#### Aim of the exercise
Omit the images, then print each record below exactly as it reads.

#### Dataset rows
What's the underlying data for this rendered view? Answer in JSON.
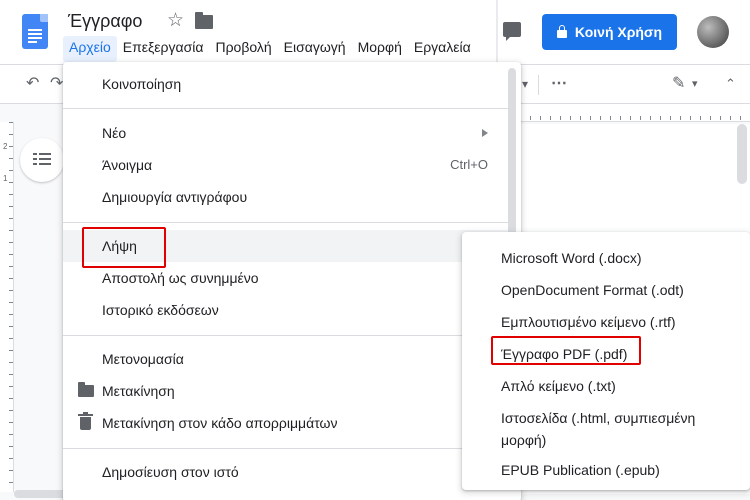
{
  "colors": {
    "accent": "#1a73e8",
    "highlight": "#e00000",
    "docs_blue": "#4285f4"
  },
  "header": {
    "doc_title": "Έγγραφο",
    "share_label": "Κοινή Χρήση"
  },
  "menubar": [
    "Αρχείο",
    "Επεξεργασία",
    "Προβολή",
    "Εισαγωγή",
    "Μορφή",
    "Εργαλεία"
  ],
  "ruler_numbers": [
    "2",
    "1"
  ],
  "file_menu": {
    "share": "Κοινοποίηση",
    "new": "Νέο",
    "open": "Άνοιγμα",
    "open_shortcut": "Ctrl+O",
    "make_copy": "Δημιουργία αντιγράφου",
    "download": "Λήψη",
    "email_attachment": "Αποστολή ως συνημμένο",
    "version_history": "Ιστορικό εκδόσεων",
    "rename": "Μετονομασία",
    "move": "Μετακίνηση",
    "move_to_trash": "Μετακίνηση στον κάδο απορριμμάτων",
    "publish_web": "Δημοσίευση στον ιστό"
  },
  "download_submenu": {
    "docx": "Microsoft Word (.docx)",
    "odt": "OpenDocument Format (.odt)",
    "rtf": "Εμπλουτισμένο κείμενο (.rtf)",
    "pdf": "Έγγραφο PDF (.pdf)",
    "txt": "Απλό κείμενο (.txt)",
    "html_line1": "Ιστοσελίδα (.html, συμπιεσμένη",
    "html_line2": "μορφή)",
    "epub": "EPUB Publication (.epub)"
  }
}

#### Finished answer
What's the underlying data for this rendered view? Answer in JSON.
{
  "colors": {
    "accent": "#1a73e8",
    "highlight": "#e00000",
    "docs_blue": "#4285f4"
  },
  "header": {
    "doc_title": "Έγγραφο",
    "share_label": "Κοινή Χρήση"
  },
  "menubar": [
    "Αρχείο",
    "Επεξεργασία",
    "Προβολή",
    "Εισαγωγή",
    "Μορφή",
    "Εργαλεία"
  ],
  "ruler_numbers": [
    "2",
    "1"
  ],
  "file_menu": {
    "share": "Κοινοποίηση",
    "new": "Νέο",
    "open": "Άνοιγμα",
    "open_shortcut": "Ctrl+O",
    "make_copy": "Δημιουργία αντιγράφου",
    "download": "Λήψη",
    "email_attachment": "Αποστολή ως συνημμένο",
    "version_history": "Ιστορικό εκδόσεων",
    "rename": "Μετονομασία",
    "move": "Μετακίνηση",
    "move_to_trash": "Μετακίνηση στον κάδο απορριμμάτων",
    "publish_web": "Δημοσίευση στον ιστό"
  },
  "download_submenu": {
    "docx": "Microsoft Word (.docx)",
    "odt": "OpenDocument Format (.odt)",
    "rtf": "Εμπλουτισμένο κείμενο (.rtf)",
    "pdf": "Έγγραφο PDF (.pdf)",
    "txt": "Απλό κείμενο (.txt)",
    "html_line1": "Ιστοσελίδα (.html, συμπιεσμένη",
    "html_line2": "μορφή)",
    "epub": "EPUB Publication (.epub)"
  }
}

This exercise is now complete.